_What to do:_
For every line in the data below that contains "costa", copy the line.

Saved entries:
= = = =

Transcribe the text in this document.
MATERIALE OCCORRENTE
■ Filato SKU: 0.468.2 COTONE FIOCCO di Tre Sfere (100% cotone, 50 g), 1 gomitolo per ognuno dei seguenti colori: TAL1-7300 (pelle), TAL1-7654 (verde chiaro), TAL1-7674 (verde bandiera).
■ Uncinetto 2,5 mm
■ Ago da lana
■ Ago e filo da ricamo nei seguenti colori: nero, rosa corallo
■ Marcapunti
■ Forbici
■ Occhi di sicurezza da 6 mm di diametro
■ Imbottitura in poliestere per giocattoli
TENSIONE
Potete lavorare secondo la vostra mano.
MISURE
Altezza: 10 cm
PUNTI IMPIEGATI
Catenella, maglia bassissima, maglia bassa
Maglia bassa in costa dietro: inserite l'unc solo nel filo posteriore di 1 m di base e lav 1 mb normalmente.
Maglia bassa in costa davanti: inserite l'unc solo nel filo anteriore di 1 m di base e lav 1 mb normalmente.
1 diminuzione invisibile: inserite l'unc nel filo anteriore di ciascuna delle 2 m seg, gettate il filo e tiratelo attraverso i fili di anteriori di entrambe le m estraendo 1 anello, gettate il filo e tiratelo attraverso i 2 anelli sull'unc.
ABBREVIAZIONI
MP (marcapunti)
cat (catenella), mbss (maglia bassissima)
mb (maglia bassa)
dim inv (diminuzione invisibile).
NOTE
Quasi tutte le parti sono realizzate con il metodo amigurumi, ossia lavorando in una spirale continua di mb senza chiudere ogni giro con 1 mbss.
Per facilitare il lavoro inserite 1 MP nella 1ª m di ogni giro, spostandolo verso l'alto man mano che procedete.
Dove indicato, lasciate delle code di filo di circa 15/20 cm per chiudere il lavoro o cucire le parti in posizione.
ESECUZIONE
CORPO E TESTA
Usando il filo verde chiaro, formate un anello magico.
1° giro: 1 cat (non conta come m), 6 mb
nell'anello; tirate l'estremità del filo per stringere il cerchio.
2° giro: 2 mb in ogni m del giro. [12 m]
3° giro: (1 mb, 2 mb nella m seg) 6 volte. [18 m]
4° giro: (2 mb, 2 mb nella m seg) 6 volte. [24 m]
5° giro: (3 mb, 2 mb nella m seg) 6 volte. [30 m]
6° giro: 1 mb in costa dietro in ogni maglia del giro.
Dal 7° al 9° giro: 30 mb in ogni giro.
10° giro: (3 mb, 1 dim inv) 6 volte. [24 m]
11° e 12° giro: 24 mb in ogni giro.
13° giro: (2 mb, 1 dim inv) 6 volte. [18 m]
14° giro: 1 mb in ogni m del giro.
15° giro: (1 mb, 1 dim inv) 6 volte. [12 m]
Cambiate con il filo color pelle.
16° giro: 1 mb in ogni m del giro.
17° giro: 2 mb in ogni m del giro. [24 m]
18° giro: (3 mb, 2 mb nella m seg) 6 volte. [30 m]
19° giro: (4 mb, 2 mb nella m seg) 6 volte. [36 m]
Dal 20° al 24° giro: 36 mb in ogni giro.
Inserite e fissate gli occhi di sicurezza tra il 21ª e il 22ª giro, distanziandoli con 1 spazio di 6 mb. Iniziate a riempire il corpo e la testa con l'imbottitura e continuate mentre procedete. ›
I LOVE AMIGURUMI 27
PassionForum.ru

= = = =

_Full response:_
Maglia bassa in costa dietro: inserite l'unc solo nel filo posteriore di 1 m di base e lav 1 mb normalmente.
Maglia bassa in costa davanti: inserite l'unc solo nel filo anteriore di 1 m di base e lav 1 mb normalmente.
6° giro: 1 mb in costa dietro in ogni maglia del giro.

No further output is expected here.